## start

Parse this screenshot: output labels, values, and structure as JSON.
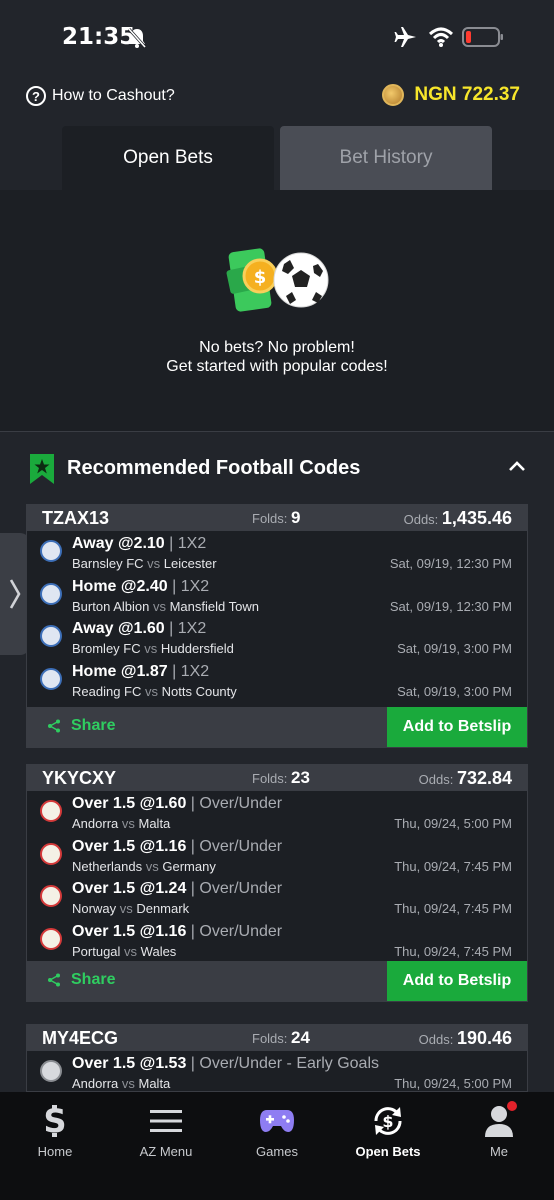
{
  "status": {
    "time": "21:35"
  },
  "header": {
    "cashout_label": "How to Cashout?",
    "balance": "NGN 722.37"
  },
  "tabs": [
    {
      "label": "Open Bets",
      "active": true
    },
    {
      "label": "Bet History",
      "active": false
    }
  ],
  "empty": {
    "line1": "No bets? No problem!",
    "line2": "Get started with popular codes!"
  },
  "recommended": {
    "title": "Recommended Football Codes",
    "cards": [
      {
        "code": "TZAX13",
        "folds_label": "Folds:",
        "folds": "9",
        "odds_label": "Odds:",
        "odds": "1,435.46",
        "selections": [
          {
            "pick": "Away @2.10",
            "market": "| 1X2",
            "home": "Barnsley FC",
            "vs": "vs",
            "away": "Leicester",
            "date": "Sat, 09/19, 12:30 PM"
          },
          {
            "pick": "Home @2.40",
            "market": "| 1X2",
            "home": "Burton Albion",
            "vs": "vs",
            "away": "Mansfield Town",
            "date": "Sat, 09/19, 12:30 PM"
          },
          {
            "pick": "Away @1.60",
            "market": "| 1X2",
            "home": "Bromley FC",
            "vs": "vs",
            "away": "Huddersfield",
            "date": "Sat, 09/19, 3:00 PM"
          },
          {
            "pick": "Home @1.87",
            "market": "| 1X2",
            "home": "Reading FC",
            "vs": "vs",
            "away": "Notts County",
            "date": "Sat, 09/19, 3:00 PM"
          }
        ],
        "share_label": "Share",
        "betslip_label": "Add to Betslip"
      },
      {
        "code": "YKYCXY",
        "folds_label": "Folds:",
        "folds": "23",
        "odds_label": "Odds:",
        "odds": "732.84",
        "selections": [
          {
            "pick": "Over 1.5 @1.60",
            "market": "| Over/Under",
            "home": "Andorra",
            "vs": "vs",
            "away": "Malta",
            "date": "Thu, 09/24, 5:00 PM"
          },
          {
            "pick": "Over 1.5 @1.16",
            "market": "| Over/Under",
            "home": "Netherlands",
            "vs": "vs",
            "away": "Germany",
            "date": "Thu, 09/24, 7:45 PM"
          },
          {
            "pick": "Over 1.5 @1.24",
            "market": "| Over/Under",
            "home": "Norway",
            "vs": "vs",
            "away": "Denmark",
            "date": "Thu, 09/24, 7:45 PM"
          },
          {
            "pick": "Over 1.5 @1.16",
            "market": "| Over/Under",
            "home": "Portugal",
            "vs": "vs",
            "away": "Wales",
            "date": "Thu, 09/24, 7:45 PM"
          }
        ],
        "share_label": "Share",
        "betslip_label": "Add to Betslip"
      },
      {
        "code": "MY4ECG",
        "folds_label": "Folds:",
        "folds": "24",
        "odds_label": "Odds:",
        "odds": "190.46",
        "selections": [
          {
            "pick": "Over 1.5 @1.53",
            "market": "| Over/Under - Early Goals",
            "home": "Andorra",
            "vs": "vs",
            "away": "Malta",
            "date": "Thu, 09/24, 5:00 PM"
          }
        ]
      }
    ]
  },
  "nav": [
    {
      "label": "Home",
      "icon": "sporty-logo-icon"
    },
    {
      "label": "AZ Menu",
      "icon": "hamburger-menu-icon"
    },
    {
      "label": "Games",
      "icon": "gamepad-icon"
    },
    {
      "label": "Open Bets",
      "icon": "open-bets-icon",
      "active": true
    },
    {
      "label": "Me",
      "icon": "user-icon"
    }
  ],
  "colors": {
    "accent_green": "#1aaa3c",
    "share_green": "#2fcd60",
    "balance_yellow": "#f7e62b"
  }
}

## end

*What you have to do*
Repeat the lines above exactly, and keep every picture out.

*Task response*
Parse this screenshot: output labels, values, and structure as JSON.
{
  "status": {
    "time": "21:35"
  },
  "header": {
    "cashout_label": "How to Cashout?",
    "balance": "NGN 722.37"
  },
  "tabs": [
    {
      "label": "Open Bets",
      "active": true
    },
    {
      "label": "Bet History",
      "active": false
    }
  ],
  "empty": {
    "line1": "No bets? No problem!",
    "line2": "Get started with popular codes!"
  },
  "recommended": {
    "title": "Recommended Football Codes",
    "cards": [
      {
        "code": "TZAX13",
        "folds_label": "Folds:",
        "folds": "9",
        "odds_label": "Odds:",
        "odds": "1,435.46",
        "selections": [
          {
            "pick": "Away @2.10",
            "market": "| 1X2",
            "home": "Barnsley FC",
            "vs": "vs",
            "away": "Leicester",
            "date": "Sat, 09/19, 12:30 PM"
          },
          {
            "pick": "Home @2.40",
            "market": "| 1X2",
            "home": "Burton Albion",
            "vs": "vs",
            "away": "Mansfield Town",
            "date": "Sat, 09/19, 12:30 PM"
          },
          {
            "pick": "Away @1.60",
            "market": "| 1X2",
            "home": "Bromley FC",
            "vs": "vs",
            "away": "Huddersfield",
            "date": "Sat, 09/19, 3:00 PM"
          },
          {
            "pick": "Home @1.87",
            "market": "| 1X2",
            "home": "Reading FC",
            "vs": "vs",
            "away": "Notts County",
            "date": "Sat, 09/19, 3:00 PM"
          }
        ],
        "share_label": "Share",
        "betslip_label": "Add to Betslip"
      },
      {
        "code": "YKYCXY",
        "folds_label": "Folds:",
        "folds": "23",
        "odds_label": "Odds:",
        "odds": "732.84",
        "selections": [
          {
            "pick": "Over 1.5 @1.60",
            "market": "| Over/Under",
            "home": "Andorra",
            "vs": "vs",
            "away": "Malta",
            "date": "Thu, 09/24, 5:00 PM"
          },
          {
            "pick": "Over 1.5 @1.16",
            "market": "| Over/Under",
            "home": "Netherlands",
            "vs": "vs",
            "away": "Germany",
            "date": "Thu, 09/24, 7:45 PM"
          },
          {
            "pick": "Over 1.5 @1.24",
            "market": "| Over/Under",
            "home": "Norway",
            "vs": "vs",
            "away": "Denmark",
            "date": "Thu, 09/24, 7:45 PM"
          },
          {
            "pick": "Over 1.5 @1.16",
            "market": "| Over/Under",
            "home": "Portugal",
            "vs": "vs",
            "away": "Wales",
            "date": "Thu, 09/24, 7:45 PM"
          }
        ],
        "share_label": "Share",
        "betslip_label": "Add to Betslip"
      },
      {
        "code": "MY4ECG",
        "folds_label": "Folds:",
        "folds": "24",
        "odds_label": "Odds:",
        "odds": "190.46",
        "selections": [
          {
            "pick": "Over 1.5 @1.53",
            "market": "| Over/Under - Early Goals",
            "home": "Andorra",
            "vs": "vs",
            "away": "Malta",
            "date": "Thu, 09/24, 5:00 PM"
          }
        ]
      }
    ]
  },
  "nav": [
    {
      "label": "Home",
      "icon": "sporty-logo-icon"
    },
    {
      "label": "AZ Menu",
      "icon": "hamburger-menu-icon"
    },
    {
      "label": "Games",
      "icon": "gamepad-icon"
    },
    {
      "label": "Open Bets",
      "icon": "open-bets-icon",
      "active": true
    },
    {
      "label": "Me",
      "icon": "user-icon"
    }
  ],
  "colors": {
    "accent_green": "#1aaa3c",
    "share_green": "#2fcd60",
    "balance_yellow": "#f7e62b"
  }
}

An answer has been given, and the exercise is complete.